Stated task -
Return the material word for word. Do not include the pictures.

Listed records -
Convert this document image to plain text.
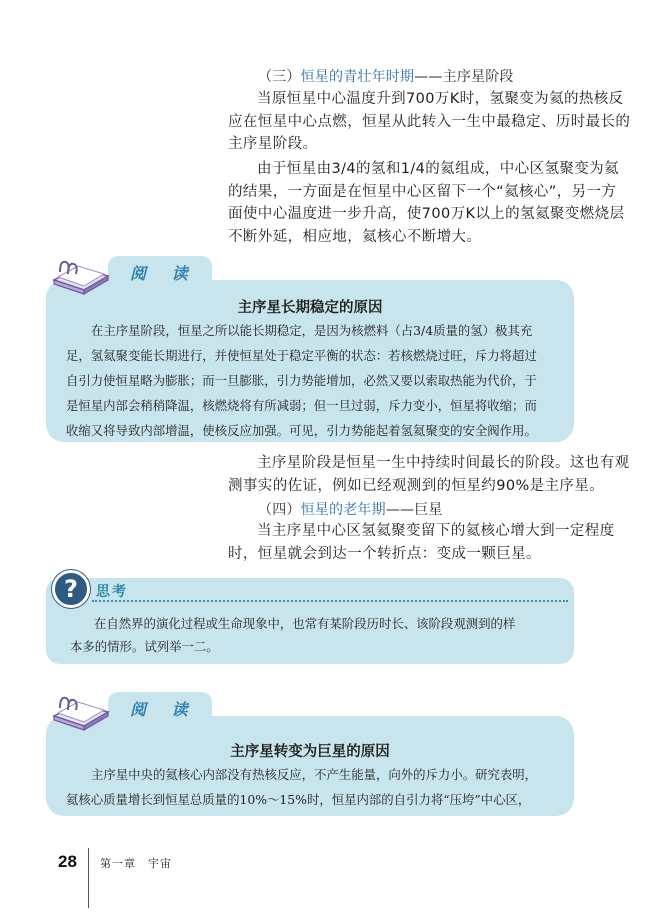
（三）恒星的青壮年时期——主序星阶段
当原恒星中心温度升到700万K时，氢聚变为氦的热核反
应在恒星中心点燃，恒星从此转入一生中最稳定、历时最长的
主序星阶段。
由于恒星由3/4的氢和1/4的氦组成，中心区氢聚变为氦
的结果，一方面是在恒星中心区留下一个“氦核心”，另一方
面使中心温度进一步升高，使700万K以上的氢氦聚变燃烧层
不断外延，相应地，氦核心不断增大。
主序星长期稳定的原因
在主序星阶段，恒星之所以能长期稳定，是因为核燃料（占3/4质量的氢）极其充
足，氢氦聚变能长期进行，并使恒星处于稳定平衡的状态：若核燃烧过旺，斥力将超过
自引力使恒星略为膨胀；而一旦膨胀，引力势能增加，必然又要以索取热能为代价，于
是恒星内部会稍稍降温，核燃烧将有所减弱；但一旦过弱，斥力变小，恒星将收缩；而
收缩又将导致内部增温，使核反应加强。可见，引力势能起着氢氦聚变的安全阀作用。
阅 读
主序星阶段是恒星一生中持续时间最长的阶段。这也有观
测事实的佐证，例如已经观测到的恒星约90%是主序星。
（四）恒星的老年期——巨星
当主序星中心区氢氦聚变留下的氦核心增大到一定程度
时，恒星就会到达一个转折点：变成一颗巨星。
?	思考
在自然界的演化过程或生命现象中，也常有某阶段历时长、该阶段观测到的样
本多的情形。试列举一二。
主序星转变为巨星的原因
主序星中央的氦核心内部没有热核反应，不产生能量，向外的斥力小。研究表明，
氦核心质量增长到恒星总质量的10%～15%时，恒星内部的自引力将“压垮”中心区，
阅 读
28 第一章　宇宙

Response to this task -
Convert this document image to plain text.
（三）恒星的青壮年时期——主序星阶段
当原恒星中心温度升到700万K时，氢聚变为氦的热核反
应在恒星中心点燃，恒星从此转入一生中最稳定、历时最长的
主序星阶段。
由于恒星由3/4的氢和1/4的氦组成，中心区氢聚变为氦
的结果，一方面是在恒星中心区留下一个“氦核心”，另一方
面使中心温度进一步升高，使700万K以上的氢氦聚变燃烧层
不断外延，相应地，氦核心不断增大。
主序星长期稳定的原因
在主序星阶段，恒星之所以能长期稳定，是因为核燃料（占3/4质量的氢）极其充
足，氢氦聚变能长期进行，并使恒星处于稳定平衡的状态：若核燃烧过旺，斥力将超过
自引力使恒星略为膨胀；而一旦膨胀，引力势能增加，必然又要以索取热能为代价，于
是恒星内部会稍稍降温，核燃烧将有所减弱；但一旦过弱，斥力变小，恒星将收缩；而
收缩又将导致内部增温，使核反应加强。可见，引力势能起着氢氦聚变的安全阀作用。
阅 读
主序星阶段是恒星一生中持续时间最长的阶段。这也有观
测事实的佐证，例如已经观测到的恒星约90%是主序星。
（四）恒星的老年期——巨星
当主序星中心区氢氦聚变留下的氦核心增大到一定程度
时，恒星就会到达一个转折点：变成一颗巨星。
?	思考
在自然界的演化过程或生命现象中，也常有某阶段历时长、该阶段观测到的样
本多的情形。试列举一二。
主序星转变为巨星的原因
主序星中央的氦核心内部没有热核反应，不产生能量，向外的斥力小。研究表明，
氦核心质量增长到恒星总质量的10%～15%时，恒星内部的自引力将“压垮”中心区，
阅 读
28 第一章　宇宙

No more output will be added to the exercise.